_Problem to solve_
Pull out each line of the data that includes the word "Level".

========

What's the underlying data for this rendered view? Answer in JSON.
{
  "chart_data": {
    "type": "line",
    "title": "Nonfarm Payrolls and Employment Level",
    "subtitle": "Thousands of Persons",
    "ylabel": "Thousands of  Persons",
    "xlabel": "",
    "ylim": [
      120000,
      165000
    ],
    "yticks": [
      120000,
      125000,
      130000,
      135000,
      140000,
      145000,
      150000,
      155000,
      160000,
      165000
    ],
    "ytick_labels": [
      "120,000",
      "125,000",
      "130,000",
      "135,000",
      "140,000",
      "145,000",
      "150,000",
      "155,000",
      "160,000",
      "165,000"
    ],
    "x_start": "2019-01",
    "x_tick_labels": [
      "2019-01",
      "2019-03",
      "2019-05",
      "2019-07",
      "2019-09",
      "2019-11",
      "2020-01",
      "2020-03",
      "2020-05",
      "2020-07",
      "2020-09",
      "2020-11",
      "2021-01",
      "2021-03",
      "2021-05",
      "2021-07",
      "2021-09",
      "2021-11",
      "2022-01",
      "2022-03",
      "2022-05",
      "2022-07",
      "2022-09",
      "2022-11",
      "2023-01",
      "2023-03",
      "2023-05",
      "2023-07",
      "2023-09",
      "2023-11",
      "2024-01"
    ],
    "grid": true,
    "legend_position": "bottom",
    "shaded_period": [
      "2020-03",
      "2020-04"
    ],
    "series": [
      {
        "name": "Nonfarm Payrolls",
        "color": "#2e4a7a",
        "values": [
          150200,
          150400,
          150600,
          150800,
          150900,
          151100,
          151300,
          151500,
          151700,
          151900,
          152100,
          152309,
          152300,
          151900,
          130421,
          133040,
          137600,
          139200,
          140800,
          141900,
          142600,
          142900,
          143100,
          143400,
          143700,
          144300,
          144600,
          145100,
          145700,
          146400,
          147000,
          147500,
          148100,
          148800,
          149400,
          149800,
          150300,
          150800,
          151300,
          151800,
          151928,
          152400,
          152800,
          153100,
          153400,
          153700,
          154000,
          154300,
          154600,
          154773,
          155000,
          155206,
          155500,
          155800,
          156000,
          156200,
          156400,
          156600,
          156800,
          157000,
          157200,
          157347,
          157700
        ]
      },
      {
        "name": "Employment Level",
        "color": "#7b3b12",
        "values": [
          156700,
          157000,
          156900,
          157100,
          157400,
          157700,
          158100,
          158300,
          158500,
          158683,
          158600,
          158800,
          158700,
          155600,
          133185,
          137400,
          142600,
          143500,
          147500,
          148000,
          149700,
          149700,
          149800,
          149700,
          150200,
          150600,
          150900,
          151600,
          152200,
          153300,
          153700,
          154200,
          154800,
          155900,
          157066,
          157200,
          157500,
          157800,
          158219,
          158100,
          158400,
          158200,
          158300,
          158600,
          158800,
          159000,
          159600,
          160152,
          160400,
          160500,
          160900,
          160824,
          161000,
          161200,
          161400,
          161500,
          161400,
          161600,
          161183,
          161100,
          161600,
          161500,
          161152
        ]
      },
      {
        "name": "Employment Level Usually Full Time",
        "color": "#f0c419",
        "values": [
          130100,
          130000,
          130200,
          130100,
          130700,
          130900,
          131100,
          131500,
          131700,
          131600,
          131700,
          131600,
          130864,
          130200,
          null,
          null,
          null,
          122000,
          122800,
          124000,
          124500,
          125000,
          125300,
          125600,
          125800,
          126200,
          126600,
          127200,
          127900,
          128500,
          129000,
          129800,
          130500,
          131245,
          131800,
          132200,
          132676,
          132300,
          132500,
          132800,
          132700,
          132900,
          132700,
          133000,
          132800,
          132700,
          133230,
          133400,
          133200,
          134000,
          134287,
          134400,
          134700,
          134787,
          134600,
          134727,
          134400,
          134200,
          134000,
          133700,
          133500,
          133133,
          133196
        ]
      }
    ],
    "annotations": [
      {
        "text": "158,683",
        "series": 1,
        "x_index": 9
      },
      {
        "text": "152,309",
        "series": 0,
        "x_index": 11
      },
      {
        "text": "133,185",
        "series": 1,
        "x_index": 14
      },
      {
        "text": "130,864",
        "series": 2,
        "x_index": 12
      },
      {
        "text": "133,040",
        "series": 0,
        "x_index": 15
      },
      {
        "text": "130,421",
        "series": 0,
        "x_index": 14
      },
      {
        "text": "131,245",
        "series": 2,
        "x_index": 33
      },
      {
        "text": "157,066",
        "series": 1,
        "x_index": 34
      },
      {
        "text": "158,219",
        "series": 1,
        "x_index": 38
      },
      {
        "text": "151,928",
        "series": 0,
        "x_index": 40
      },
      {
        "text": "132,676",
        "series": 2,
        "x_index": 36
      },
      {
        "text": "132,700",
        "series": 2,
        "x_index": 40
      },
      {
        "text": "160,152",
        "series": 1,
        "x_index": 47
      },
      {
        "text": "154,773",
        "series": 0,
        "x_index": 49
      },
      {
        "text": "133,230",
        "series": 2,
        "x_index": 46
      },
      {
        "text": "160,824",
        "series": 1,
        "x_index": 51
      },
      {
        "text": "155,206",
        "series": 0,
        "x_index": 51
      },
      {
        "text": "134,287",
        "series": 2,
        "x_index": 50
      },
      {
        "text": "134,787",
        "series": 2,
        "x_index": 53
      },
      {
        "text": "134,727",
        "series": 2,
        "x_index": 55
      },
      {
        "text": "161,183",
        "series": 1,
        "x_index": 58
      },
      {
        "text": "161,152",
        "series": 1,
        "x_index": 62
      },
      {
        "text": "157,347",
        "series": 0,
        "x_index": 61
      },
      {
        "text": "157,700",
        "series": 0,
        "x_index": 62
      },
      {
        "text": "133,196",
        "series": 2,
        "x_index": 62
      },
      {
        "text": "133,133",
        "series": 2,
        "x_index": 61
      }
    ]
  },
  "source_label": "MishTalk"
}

========

_Answer to this problem_
    "title": "Nonfarm Payrolls and Employment Level",
        "name": "Employment Level",
        "name": "Employment Level Usually Full Time",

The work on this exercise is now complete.